• [Stated exercise] Check each line of the material below, and copy it if it holds the string "name".

• [Figure dataset records]
= = = = =

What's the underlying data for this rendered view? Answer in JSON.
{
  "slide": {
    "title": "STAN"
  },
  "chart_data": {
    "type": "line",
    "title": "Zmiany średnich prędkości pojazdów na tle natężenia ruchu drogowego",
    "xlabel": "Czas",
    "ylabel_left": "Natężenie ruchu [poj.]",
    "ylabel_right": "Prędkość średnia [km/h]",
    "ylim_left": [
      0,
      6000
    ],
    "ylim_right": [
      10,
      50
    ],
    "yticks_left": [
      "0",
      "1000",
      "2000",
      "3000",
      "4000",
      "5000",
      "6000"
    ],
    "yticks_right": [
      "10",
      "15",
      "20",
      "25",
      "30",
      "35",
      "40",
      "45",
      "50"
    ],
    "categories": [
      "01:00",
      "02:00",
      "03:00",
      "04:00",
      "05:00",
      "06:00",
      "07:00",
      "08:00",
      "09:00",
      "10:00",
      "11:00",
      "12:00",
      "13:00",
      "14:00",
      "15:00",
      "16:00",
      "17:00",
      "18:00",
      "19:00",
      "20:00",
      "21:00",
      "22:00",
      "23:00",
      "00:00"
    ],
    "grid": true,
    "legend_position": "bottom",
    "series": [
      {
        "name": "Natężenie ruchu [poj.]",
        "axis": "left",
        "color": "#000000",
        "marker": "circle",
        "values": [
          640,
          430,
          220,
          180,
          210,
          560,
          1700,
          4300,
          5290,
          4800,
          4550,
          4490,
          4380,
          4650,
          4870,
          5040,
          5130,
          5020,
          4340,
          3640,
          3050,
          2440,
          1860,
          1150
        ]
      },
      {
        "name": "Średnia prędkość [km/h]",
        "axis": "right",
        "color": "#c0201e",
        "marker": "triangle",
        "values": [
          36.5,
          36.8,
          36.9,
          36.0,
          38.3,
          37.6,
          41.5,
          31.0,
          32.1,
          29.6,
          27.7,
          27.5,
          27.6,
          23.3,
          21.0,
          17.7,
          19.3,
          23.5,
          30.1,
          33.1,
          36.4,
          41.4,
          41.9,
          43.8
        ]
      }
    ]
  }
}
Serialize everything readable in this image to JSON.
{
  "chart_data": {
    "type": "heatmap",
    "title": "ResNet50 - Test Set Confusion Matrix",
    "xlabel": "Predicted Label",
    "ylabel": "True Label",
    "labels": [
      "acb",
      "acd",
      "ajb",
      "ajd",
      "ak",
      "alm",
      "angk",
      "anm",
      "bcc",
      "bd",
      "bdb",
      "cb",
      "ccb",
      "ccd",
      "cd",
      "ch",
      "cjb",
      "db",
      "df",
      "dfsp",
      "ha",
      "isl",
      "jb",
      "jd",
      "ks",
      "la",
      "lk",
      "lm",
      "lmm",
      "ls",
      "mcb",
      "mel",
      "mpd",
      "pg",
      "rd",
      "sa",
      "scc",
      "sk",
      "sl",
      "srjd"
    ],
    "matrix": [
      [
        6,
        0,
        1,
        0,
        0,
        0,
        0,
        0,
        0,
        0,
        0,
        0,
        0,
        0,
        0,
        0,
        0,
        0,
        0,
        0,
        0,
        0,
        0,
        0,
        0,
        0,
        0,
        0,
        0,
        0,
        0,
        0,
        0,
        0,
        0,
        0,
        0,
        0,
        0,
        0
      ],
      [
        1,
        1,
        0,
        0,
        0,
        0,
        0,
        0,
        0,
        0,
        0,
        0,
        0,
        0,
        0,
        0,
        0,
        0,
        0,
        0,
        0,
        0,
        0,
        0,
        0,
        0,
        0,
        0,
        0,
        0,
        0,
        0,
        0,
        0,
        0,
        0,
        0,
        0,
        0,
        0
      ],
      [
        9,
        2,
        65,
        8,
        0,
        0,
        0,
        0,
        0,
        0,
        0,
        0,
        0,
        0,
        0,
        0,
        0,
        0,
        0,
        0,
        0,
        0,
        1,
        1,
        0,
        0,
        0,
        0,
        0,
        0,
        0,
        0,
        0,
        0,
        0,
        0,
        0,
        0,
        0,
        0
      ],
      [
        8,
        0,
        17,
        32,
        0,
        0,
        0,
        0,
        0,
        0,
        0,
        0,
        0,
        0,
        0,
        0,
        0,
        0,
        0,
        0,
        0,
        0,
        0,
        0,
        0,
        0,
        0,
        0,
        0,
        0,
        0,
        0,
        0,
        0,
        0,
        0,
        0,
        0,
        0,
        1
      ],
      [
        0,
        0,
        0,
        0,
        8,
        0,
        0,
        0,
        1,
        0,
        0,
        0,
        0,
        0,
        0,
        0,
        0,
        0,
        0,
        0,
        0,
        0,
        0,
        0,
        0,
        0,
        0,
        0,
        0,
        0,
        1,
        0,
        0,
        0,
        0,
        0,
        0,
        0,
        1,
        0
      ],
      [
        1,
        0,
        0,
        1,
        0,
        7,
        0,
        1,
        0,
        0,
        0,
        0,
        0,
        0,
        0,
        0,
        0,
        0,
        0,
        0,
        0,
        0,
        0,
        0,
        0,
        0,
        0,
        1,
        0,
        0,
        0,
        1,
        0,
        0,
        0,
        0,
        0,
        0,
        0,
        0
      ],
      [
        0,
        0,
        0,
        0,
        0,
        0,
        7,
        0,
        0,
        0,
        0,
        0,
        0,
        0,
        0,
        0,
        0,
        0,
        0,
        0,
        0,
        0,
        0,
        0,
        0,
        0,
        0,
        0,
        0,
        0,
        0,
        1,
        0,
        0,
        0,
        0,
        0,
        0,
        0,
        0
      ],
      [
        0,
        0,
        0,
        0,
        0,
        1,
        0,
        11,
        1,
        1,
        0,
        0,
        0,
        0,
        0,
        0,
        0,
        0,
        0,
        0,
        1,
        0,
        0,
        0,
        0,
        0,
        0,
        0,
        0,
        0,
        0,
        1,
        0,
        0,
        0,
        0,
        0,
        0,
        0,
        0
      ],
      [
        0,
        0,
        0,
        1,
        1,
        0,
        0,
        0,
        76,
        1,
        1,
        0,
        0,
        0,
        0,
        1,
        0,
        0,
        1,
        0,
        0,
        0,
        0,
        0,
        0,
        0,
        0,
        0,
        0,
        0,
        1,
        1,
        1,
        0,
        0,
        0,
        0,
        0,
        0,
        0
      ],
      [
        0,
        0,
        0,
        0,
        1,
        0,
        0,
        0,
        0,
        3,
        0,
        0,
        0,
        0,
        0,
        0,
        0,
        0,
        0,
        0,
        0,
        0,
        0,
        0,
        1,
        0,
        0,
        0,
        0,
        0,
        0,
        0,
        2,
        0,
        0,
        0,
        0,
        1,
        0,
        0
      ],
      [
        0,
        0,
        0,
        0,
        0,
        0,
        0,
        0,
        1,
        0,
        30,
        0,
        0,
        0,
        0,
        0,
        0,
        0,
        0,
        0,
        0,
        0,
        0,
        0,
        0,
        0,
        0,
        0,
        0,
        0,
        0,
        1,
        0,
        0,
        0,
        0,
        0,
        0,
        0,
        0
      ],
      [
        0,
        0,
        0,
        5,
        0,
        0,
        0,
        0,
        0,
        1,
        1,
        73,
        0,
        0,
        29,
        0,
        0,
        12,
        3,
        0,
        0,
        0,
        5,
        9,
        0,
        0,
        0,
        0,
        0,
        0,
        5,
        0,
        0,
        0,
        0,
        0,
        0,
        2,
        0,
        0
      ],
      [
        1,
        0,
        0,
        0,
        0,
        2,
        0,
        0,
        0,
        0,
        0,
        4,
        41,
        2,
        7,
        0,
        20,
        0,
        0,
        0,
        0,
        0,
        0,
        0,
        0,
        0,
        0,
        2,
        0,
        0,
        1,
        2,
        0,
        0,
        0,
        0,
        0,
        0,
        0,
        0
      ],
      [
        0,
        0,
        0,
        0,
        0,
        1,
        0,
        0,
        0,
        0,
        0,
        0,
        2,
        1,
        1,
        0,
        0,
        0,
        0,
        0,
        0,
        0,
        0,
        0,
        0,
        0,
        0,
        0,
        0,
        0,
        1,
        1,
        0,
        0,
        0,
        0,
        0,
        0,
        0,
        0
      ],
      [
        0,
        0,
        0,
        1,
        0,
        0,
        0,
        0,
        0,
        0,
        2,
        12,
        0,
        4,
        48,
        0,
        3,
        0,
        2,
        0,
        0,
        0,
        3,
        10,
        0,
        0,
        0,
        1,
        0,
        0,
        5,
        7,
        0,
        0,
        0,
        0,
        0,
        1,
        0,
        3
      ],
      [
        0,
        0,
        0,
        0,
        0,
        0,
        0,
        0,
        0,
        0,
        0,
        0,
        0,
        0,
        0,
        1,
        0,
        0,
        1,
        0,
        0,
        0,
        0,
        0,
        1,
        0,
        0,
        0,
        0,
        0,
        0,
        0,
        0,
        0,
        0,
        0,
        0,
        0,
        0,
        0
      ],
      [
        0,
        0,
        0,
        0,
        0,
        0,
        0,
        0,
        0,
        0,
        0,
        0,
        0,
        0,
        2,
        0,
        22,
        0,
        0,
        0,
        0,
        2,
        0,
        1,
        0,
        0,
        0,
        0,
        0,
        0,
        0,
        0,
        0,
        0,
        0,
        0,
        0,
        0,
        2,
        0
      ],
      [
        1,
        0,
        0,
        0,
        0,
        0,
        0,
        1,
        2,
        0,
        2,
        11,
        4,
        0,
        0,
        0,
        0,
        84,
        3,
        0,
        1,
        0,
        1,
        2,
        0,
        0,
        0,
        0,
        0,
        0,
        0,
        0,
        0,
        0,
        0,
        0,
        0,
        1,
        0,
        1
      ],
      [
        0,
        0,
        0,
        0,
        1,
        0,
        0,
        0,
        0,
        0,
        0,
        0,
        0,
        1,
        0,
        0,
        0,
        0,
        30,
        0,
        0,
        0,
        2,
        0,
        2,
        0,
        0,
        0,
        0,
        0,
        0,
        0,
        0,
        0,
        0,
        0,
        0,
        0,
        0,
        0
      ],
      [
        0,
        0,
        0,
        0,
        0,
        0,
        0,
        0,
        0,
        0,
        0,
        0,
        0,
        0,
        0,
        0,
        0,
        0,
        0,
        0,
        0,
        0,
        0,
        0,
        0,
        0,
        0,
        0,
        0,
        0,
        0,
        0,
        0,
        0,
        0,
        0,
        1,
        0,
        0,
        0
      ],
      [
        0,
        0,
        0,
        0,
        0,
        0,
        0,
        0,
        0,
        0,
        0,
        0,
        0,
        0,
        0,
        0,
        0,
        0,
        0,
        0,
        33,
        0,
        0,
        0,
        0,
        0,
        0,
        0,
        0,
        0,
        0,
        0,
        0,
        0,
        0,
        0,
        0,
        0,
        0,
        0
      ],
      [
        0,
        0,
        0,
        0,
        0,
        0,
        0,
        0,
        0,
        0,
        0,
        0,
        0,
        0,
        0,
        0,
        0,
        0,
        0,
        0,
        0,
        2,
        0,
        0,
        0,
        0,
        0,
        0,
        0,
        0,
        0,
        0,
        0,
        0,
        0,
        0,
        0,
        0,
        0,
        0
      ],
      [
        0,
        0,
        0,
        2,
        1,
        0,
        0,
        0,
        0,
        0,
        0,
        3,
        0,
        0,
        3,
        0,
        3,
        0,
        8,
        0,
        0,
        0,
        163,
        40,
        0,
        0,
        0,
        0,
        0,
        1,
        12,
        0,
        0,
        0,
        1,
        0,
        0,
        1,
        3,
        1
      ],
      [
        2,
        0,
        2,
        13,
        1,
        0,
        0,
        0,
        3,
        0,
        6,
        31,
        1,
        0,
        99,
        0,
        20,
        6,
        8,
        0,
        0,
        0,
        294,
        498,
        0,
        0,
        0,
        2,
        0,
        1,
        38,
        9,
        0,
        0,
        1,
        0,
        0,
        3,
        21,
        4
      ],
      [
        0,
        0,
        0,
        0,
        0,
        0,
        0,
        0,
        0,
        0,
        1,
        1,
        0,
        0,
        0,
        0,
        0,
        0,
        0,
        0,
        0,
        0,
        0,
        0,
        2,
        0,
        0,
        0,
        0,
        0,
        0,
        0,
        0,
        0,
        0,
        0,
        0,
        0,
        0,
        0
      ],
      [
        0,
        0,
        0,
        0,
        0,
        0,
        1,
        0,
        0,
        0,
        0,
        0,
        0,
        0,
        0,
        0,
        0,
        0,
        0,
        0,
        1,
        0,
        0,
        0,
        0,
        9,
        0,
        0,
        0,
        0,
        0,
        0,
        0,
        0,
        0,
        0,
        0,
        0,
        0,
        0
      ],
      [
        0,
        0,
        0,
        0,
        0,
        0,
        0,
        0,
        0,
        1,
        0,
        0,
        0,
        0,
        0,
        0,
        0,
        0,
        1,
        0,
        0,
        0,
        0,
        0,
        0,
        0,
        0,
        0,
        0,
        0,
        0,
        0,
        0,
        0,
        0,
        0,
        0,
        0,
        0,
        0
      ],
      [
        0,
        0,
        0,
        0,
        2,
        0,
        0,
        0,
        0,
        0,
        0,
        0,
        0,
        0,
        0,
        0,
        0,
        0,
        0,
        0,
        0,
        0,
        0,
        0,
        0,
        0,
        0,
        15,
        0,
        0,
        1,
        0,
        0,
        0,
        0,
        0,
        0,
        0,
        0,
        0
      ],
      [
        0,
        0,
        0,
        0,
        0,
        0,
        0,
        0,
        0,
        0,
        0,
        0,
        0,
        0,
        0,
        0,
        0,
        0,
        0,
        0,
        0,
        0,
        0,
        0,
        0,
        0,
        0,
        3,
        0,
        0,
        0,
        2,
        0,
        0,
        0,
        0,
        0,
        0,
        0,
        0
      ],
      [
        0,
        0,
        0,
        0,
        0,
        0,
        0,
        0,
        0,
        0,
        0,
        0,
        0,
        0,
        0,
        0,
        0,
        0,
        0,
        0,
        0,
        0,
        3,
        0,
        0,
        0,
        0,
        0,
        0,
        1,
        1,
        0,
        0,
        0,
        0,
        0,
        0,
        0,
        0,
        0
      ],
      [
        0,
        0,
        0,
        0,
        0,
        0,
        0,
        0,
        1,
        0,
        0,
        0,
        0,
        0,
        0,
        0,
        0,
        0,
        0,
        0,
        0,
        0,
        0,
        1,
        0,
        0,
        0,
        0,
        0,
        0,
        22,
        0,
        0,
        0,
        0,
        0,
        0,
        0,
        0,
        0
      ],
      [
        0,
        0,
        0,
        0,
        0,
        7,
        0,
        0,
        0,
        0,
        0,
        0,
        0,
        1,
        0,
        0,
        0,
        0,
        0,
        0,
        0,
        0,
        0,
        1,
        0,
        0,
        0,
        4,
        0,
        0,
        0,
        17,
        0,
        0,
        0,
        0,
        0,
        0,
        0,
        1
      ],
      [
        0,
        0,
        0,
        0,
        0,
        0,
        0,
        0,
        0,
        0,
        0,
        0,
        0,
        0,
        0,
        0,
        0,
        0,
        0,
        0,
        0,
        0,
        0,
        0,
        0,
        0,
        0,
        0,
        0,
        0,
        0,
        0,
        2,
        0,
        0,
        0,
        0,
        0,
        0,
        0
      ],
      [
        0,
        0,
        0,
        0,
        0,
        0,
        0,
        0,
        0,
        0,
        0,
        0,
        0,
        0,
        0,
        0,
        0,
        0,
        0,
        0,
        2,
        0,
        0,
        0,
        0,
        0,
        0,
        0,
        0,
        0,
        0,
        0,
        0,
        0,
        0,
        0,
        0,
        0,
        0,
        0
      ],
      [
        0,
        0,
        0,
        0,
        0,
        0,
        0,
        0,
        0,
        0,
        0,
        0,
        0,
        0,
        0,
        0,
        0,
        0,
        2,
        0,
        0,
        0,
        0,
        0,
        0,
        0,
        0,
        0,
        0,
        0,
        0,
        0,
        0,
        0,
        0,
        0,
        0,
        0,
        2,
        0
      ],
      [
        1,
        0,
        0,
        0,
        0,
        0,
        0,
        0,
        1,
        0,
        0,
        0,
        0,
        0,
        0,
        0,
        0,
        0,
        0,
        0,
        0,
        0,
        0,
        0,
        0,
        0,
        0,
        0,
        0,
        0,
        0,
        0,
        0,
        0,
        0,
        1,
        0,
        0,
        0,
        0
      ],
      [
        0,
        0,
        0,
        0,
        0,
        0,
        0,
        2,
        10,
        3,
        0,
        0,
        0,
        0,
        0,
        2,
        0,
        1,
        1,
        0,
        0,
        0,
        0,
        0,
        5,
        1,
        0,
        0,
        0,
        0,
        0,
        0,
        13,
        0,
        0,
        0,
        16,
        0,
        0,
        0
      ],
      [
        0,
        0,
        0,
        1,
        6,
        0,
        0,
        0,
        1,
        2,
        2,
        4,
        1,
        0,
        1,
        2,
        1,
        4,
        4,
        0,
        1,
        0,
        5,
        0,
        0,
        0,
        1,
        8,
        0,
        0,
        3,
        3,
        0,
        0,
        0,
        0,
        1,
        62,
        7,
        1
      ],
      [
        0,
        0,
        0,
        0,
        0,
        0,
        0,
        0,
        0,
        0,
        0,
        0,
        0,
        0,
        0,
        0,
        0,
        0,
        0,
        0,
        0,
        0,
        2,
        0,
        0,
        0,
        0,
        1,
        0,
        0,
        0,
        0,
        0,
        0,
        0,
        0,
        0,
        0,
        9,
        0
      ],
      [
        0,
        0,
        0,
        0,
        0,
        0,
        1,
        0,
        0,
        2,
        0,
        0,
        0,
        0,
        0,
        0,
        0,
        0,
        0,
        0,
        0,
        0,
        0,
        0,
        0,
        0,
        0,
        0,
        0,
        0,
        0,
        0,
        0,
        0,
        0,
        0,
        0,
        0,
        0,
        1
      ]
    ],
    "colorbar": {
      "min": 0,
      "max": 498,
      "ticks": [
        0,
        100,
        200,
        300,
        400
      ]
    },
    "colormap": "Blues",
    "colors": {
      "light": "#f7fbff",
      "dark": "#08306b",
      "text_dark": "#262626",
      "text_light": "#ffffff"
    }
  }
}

= = = = =

• [Right answer]
        "name": "Natężenie ruchu [poj.]",
        "name": "Średnia prędkość [km/h]",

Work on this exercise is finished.